== SUPPLIED RECORDS

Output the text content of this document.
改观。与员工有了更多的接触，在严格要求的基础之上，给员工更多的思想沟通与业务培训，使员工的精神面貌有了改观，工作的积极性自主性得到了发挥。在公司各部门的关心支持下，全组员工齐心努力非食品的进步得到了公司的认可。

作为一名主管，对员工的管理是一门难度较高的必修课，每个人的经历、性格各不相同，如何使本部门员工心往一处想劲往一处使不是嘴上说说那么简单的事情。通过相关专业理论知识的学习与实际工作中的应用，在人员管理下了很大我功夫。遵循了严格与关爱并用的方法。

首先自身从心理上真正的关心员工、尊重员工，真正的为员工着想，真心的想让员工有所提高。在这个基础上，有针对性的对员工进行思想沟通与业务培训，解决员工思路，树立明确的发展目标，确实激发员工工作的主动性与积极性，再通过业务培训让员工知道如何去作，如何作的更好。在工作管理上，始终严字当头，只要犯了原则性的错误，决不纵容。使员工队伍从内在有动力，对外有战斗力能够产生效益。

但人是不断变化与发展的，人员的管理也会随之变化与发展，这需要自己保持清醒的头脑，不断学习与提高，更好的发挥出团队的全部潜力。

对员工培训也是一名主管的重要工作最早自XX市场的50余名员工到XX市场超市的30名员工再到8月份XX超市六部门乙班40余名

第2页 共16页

====

■ GIVEN TASK ■
Go through the entries and repeat each one exactly.

■ RESULT ■
Output the text content of this document.
改观。与员工有了更多的接触，在严格要求的基础之上，给员工更多的思想沟通与业务培训，使员工的精神面貌有了改观，工作的积极性自主性得到了发挥。在公司各部门的关心支持下，全组员工齐心努力非食品的进步得到了公司的认可。

作为一名主管，对员工的管理是一门难度较高的必修课，每个人的经历、性格各不相同，如何使本部门员工心往一处想劲往一处使不是嘴上说说那么简单的事情。通过相关专业理论知识的学习与实际工作中的应用，在人员管理下了很大我功夫。遵循了严格与关爱并用的方法。

首先自身从心理上真正的关心员工、尊重员工，真正的为员工着想，真心的想让员工有所提高。在这个基础上，有针对性的对员工进行思想沟通与业务培训，解决员工思路，树立明确的发展目标，确实激发员工工作的主动性与积极性，再通过业务培训让员工知道如何去作，如何作的更好。在工作管理上，始终严字当头，只要犯了原则性的错误，决不纵容。使员工队伍从内在有动力，对外有战斗力能够产生效益。

但人是不断变化与发展的，人员的管理也会随之变化与发展，这需要自己保持清醒的头脑，不断学习与提高，更好的发挥出团队的全部潜力。

对员工培训也是一名主管的重要工作最早自XX市场的50余名员工到XX市场超市的30名员工再到8月份XX超市六部门乙班40余名

第2页 共16页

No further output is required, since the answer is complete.